## [Task objective]
Extract every line that includes the string "from".

Dataset listings of figures:
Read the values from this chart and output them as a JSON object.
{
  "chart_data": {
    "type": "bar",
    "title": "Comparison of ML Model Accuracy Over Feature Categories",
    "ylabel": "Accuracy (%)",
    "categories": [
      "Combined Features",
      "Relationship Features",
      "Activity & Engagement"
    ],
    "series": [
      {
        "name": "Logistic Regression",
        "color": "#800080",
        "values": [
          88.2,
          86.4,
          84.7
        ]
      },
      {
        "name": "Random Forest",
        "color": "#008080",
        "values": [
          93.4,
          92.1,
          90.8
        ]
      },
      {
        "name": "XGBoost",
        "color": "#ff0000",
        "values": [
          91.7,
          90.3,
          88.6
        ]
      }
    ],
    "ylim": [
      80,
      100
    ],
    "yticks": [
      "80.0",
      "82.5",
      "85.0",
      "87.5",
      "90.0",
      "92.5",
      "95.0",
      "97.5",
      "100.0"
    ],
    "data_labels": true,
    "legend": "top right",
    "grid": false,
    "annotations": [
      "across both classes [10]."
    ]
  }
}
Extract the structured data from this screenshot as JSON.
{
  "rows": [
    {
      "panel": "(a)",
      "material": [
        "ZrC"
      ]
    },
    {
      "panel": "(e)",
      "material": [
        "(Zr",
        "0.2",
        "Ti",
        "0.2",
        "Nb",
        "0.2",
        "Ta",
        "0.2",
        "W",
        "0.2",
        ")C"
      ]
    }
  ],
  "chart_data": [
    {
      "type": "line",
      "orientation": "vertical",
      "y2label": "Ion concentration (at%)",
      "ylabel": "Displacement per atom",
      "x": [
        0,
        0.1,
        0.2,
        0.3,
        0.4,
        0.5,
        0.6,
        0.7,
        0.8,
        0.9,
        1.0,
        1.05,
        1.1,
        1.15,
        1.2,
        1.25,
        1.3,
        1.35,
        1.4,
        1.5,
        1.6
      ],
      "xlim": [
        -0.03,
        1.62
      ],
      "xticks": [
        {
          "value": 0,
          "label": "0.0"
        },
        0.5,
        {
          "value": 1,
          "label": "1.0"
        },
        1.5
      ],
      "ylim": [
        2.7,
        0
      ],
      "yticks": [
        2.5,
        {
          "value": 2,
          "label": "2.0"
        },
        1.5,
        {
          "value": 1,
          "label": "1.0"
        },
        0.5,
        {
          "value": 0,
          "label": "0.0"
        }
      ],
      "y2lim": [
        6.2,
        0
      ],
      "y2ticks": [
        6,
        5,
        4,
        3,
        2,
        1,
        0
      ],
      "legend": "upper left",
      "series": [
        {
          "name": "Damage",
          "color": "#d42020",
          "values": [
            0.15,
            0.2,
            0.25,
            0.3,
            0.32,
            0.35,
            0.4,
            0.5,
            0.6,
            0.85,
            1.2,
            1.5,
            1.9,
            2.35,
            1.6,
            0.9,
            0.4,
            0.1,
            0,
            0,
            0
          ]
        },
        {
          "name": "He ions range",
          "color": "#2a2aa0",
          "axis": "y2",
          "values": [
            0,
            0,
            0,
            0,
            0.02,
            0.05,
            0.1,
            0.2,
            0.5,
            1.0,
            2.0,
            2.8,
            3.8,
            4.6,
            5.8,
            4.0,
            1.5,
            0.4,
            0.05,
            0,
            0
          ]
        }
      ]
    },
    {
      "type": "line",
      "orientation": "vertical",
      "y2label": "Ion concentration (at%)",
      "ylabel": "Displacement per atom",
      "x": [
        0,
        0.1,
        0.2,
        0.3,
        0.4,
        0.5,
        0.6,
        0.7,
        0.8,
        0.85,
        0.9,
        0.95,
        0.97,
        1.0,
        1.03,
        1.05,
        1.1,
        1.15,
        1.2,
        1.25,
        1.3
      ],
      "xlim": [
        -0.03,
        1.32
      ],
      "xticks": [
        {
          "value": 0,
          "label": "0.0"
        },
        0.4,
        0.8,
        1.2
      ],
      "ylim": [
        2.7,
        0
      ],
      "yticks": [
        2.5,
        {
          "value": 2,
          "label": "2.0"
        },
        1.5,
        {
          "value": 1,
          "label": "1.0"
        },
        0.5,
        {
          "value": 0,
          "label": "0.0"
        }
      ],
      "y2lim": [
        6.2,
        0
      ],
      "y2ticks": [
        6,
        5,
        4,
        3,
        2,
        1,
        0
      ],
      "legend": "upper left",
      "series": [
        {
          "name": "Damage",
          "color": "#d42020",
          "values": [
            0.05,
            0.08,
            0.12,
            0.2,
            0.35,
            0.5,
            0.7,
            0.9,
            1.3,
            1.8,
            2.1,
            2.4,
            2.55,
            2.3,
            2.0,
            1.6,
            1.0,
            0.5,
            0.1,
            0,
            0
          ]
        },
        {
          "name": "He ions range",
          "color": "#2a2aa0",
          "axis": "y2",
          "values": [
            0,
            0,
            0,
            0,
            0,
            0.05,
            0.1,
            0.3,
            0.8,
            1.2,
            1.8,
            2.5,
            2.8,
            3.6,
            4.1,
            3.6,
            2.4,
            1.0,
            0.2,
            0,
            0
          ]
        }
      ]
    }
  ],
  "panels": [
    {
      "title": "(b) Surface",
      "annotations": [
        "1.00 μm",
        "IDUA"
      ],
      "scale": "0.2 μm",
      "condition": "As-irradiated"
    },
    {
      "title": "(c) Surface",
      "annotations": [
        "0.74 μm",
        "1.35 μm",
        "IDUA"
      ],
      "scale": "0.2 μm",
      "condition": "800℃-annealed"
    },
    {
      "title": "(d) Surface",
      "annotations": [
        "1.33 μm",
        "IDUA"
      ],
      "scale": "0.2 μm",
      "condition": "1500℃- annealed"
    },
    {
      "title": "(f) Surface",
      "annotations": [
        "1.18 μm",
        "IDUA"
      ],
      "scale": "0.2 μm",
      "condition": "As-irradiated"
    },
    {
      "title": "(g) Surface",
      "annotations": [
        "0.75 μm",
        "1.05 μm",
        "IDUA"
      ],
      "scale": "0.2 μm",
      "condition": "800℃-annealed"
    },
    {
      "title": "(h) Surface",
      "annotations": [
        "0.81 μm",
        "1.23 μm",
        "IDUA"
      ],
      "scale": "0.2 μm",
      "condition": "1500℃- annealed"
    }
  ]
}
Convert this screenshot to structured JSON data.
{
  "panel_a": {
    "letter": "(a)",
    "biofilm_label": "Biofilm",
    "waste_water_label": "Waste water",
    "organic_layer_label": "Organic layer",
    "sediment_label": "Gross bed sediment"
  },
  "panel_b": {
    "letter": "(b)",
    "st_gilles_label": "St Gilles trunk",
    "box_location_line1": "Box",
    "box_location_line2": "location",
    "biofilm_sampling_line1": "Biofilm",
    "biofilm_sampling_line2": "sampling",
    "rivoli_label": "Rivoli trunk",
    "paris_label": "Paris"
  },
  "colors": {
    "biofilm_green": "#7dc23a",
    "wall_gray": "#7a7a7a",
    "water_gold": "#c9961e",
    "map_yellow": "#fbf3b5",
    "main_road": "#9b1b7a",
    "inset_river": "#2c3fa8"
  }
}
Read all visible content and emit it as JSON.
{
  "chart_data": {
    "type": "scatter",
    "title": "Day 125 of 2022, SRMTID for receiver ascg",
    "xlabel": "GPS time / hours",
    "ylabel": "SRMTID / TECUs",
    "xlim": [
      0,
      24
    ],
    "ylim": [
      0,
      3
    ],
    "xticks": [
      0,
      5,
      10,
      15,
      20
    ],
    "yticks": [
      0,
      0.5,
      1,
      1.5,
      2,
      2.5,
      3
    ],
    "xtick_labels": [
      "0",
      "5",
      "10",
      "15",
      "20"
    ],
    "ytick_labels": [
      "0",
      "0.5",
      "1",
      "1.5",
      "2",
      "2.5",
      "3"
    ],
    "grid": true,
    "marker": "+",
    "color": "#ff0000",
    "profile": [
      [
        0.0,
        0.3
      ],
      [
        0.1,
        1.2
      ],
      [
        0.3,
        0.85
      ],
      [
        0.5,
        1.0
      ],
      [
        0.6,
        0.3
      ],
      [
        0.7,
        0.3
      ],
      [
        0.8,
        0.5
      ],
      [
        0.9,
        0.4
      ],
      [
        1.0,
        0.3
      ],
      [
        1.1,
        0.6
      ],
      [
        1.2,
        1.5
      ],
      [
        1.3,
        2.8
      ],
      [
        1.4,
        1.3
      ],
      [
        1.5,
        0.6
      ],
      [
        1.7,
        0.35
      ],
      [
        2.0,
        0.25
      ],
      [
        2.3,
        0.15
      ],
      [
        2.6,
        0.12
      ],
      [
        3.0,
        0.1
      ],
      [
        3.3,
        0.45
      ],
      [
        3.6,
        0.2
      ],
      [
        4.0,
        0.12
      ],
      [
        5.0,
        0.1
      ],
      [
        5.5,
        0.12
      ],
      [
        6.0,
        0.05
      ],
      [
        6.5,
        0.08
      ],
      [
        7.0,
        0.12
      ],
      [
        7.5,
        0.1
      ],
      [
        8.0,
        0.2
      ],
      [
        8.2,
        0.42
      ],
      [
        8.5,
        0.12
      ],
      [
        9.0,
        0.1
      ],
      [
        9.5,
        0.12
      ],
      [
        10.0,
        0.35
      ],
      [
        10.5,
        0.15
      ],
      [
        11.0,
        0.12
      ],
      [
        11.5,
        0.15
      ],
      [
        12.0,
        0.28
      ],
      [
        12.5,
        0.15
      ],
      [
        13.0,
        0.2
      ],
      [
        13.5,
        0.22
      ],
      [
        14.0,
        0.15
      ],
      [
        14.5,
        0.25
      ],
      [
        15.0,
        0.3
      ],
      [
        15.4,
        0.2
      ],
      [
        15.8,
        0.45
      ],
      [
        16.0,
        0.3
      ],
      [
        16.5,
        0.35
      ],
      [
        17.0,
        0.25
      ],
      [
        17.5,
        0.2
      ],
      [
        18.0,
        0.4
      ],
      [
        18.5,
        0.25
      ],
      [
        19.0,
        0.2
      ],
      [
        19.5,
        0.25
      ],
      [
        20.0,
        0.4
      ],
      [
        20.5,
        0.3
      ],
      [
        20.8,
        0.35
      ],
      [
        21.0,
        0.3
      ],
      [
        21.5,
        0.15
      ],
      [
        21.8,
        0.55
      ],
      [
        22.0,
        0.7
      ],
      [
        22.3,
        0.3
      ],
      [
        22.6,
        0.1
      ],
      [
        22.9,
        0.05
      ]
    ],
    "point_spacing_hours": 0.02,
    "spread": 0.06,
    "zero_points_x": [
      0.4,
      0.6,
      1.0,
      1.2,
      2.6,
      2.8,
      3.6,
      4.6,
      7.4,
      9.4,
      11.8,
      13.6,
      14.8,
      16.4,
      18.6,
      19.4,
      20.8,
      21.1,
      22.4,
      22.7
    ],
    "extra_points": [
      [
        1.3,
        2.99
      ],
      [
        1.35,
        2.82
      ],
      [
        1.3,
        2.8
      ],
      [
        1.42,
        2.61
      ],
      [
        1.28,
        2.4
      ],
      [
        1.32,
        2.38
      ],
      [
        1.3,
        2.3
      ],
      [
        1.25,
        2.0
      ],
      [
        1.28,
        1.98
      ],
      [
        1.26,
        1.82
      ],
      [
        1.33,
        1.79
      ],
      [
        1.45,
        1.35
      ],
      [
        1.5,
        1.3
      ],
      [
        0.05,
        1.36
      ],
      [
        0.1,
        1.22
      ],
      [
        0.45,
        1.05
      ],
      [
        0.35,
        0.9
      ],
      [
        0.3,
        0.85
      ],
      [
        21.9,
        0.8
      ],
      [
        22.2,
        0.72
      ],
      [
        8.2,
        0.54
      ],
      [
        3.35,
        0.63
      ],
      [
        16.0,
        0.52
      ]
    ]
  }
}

## [Output of the exercise]
Read the values from this chart and output them as a JSON object.
Extract the structured data from this screenshot as JSON.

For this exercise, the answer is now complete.